INSTRUCTIONS FOR THE TASK >> Show all lines from the listing below that contain "with".

DATA SHOWN >>
'''
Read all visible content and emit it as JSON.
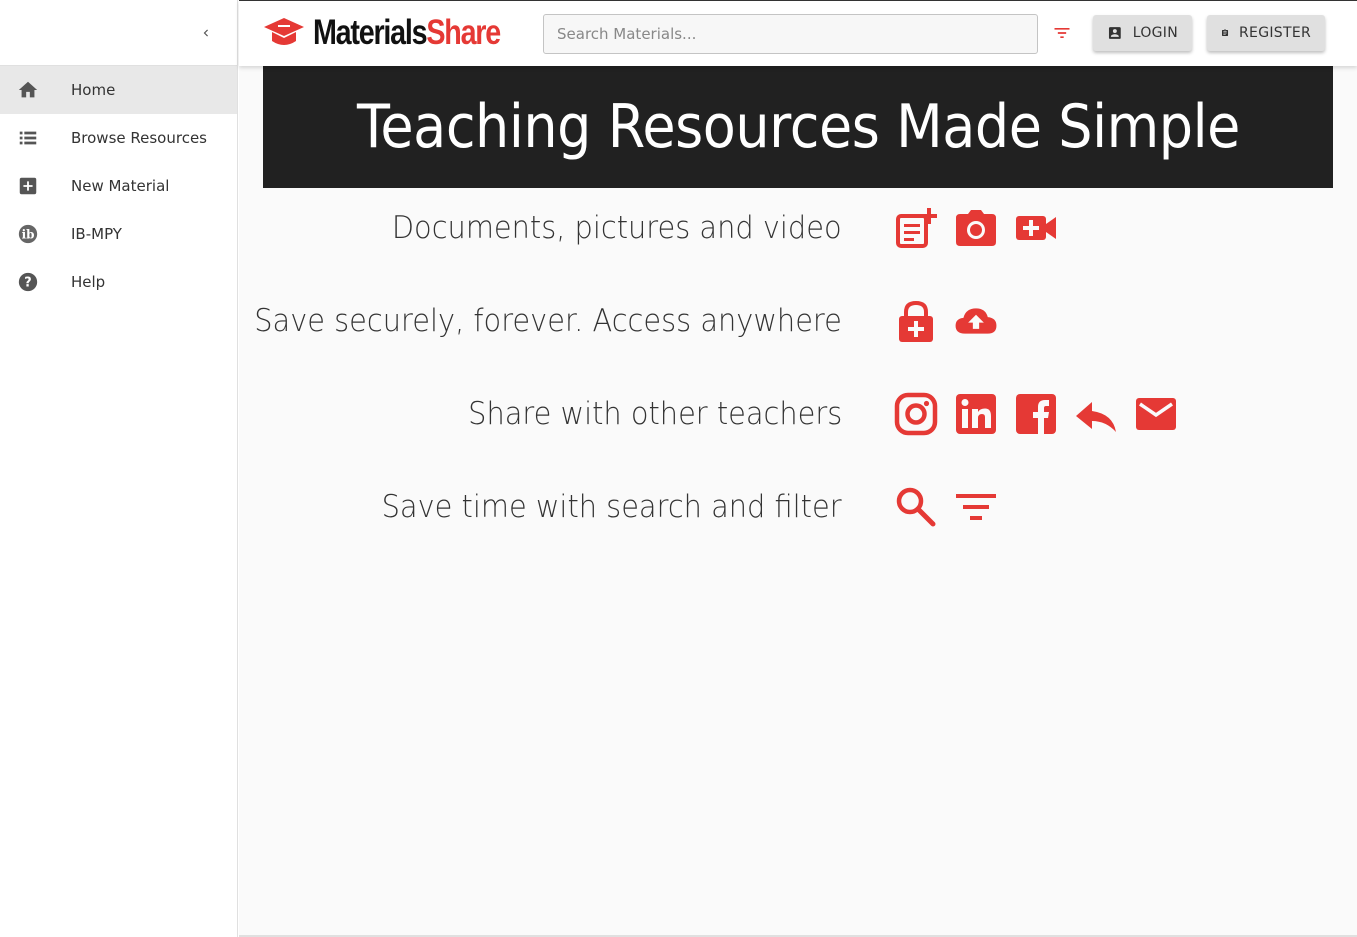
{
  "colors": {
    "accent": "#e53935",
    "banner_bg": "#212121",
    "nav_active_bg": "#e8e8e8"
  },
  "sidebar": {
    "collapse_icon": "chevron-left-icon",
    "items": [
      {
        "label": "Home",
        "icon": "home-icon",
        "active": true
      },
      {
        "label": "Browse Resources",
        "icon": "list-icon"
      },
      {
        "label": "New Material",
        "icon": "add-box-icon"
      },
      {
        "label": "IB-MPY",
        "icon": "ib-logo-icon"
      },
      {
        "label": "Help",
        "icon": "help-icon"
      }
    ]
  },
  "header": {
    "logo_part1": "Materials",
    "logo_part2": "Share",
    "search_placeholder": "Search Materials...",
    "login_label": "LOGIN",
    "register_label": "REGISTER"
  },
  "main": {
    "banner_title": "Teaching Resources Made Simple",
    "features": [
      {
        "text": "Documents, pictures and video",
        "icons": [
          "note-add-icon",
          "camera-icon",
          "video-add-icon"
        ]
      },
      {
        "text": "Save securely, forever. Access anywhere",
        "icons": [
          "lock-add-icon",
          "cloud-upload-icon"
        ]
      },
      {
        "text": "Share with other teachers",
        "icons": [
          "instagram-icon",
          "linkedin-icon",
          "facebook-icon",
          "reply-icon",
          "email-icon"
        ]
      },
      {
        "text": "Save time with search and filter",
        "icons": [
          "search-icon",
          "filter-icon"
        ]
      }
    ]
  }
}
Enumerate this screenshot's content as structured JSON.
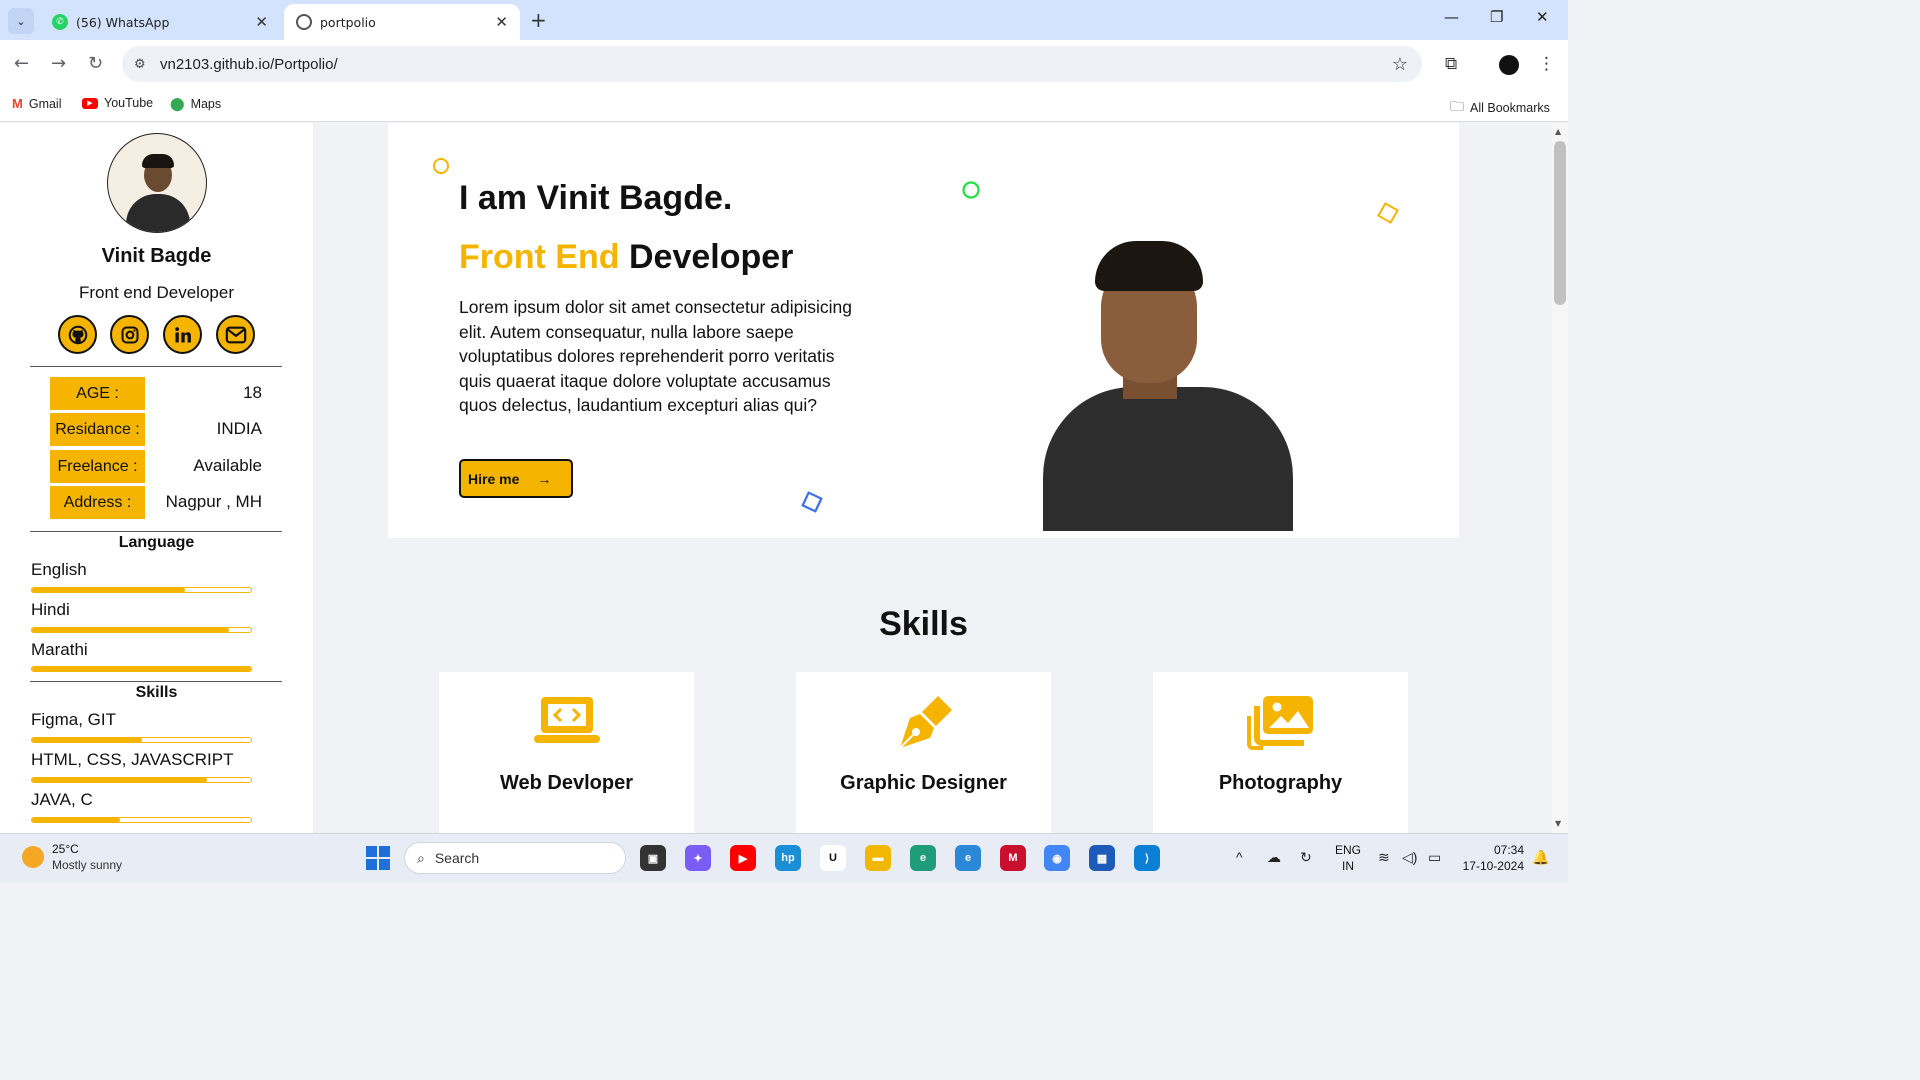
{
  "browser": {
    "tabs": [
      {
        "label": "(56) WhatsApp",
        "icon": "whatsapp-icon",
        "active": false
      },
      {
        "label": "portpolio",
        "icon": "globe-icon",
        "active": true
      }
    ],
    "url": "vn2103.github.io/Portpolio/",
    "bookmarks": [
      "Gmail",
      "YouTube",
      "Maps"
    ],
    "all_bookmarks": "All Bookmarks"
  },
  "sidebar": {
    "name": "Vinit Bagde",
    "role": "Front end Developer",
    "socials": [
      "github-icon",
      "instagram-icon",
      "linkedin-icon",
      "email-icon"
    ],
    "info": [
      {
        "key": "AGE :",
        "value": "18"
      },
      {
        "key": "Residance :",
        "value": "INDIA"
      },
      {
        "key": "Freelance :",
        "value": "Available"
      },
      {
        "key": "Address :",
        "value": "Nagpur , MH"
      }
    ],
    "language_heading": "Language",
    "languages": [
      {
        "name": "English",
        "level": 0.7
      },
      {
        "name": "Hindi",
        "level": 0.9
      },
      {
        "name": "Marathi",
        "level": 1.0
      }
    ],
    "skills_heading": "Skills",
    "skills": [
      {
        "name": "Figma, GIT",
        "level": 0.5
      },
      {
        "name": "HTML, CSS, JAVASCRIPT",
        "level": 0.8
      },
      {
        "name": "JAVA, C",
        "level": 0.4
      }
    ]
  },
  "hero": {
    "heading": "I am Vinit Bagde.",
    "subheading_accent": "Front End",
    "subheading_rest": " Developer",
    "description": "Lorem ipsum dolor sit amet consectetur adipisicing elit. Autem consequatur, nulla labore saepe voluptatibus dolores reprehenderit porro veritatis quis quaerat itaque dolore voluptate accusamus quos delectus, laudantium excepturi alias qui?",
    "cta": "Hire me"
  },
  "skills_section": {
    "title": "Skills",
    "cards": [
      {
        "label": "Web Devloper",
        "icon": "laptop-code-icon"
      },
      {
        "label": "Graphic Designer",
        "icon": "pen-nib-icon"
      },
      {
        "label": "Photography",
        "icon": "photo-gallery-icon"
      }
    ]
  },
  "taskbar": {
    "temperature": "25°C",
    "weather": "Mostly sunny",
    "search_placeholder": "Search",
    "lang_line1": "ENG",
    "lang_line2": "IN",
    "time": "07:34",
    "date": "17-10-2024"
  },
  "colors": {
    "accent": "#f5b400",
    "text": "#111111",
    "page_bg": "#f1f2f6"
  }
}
'''
WRITTEN SOLUTION >>
        "text": "Share with other teachers",
        "text": "Save time with search and filter",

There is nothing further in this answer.